[Exercise text]
If the attribute is a list, the value is randomly chosen from the list.

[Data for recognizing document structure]

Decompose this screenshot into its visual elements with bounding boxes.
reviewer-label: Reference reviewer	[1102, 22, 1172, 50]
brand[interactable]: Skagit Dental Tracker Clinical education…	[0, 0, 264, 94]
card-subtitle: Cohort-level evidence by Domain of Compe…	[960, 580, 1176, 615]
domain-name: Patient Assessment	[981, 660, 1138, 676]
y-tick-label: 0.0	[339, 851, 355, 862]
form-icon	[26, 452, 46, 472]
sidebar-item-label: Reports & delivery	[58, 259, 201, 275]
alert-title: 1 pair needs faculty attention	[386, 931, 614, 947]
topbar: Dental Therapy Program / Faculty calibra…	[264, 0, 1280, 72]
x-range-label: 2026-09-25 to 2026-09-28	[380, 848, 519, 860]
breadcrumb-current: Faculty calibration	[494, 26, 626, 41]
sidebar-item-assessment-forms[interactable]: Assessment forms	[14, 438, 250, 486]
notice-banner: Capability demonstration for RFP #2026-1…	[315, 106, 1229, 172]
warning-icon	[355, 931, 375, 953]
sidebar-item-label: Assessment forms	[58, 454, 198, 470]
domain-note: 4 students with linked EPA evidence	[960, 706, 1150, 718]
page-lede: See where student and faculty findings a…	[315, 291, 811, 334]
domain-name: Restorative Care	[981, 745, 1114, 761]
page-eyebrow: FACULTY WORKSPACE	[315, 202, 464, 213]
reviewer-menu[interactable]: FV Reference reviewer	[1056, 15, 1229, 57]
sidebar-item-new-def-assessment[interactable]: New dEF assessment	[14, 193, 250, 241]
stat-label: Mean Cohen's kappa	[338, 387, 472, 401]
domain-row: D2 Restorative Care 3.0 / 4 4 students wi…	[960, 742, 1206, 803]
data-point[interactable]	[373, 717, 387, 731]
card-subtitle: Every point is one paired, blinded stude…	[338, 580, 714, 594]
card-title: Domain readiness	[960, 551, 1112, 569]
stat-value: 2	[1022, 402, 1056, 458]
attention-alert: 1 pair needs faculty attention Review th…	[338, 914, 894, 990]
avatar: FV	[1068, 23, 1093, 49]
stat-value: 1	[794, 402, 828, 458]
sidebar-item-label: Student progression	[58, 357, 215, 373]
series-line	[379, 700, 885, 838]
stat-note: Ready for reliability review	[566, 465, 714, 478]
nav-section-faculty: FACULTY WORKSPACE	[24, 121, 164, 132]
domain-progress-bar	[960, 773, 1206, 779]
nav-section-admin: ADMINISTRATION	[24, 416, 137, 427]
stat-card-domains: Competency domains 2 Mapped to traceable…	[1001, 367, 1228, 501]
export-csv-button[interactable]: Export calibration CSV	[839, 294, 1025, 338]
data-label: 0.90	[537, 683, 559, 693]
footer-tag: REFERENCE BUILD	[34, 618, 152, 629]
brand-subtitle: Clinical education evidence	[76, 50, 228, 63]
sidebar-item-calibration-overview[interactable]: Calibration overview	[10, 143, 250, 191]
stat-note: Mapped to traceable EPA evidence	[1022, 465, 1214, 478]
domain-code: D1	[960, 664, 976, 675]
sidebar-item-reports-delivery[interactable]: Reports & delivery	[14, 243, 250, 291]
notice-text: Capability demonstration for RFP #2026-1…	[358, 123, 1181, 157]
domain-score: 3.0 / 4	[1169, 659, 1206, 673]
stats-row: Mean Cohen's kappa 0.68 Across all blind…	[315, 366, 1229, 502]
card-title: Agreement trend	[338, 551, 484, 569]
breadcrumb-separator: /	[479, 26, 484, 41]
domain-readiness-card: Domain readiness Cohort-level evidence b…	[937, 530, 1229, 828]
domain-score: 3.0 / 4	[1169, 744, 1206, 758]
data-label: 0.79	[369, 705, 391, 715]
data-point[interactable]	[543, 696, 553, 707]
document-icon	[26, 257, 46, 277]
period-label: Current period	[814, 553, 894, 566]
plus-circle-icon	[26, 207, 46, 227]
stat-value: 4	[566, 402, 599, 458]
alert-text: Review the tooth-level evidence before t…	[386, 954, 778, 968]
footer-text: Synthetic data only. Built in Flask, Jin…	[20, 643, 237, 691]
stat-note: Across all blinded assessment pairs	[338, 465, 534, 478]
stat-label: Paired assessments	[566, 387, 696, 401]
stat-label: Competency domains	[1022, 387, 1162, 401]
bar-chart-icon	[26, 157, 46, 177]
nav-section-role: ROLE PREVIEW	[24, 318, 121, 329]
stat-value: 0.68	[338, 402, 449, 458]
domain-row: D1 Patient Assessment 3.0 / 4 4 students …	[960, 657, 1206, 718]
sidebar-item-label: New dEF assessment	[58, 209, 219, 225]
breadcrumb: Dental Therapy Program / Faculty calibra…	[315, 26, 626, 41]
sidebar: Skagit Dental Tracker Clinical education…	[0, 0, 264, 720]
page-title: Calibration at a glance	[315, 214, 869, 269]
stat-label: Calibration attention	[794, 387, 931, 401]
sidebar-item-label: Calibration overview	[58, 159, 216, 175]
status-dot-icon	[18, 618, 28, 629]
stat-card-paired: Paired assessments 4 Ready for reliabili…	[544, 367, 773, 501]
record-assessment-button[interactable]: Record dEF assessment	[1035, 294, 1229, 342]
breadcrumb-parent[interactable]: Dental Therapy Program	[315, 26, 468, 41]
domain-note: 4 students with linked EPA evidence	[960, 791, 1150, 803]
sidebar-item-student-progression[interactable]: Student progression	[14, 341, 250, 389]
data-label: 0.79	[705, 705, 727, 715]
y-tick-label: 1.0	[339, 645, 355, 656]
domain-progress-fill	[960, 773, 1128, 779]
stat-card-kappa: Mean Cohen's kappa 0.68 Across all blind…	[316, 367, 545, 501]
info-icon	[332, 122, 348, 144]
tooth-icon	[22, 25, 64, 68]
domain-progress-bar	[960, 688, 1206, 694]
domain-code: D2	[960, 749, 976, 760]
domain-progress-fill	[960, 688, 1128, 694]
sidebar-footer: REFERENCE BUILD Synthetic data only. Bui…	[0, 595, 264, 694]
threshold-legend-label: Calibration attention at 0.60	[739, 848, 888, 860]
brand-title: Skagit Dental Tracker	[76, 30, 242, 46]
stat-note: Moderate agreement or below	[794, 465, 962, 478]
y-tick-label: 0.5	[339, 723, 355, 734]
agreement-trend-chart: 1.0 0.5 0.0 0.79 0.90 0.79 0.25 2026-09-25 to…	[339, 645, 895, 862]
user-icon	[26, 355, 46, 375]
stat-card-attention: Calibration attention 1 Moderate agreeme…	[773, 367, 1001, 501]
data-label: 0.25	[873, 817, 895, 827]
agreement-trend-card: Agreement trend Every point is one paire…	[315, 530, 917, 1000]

[What you should do] According to the text on attribute values, how is the value selected when the attribute is a list? Use only the text on attribute values; the rows are not needed.

[Response for this exercise] The value is chosen at random from the list.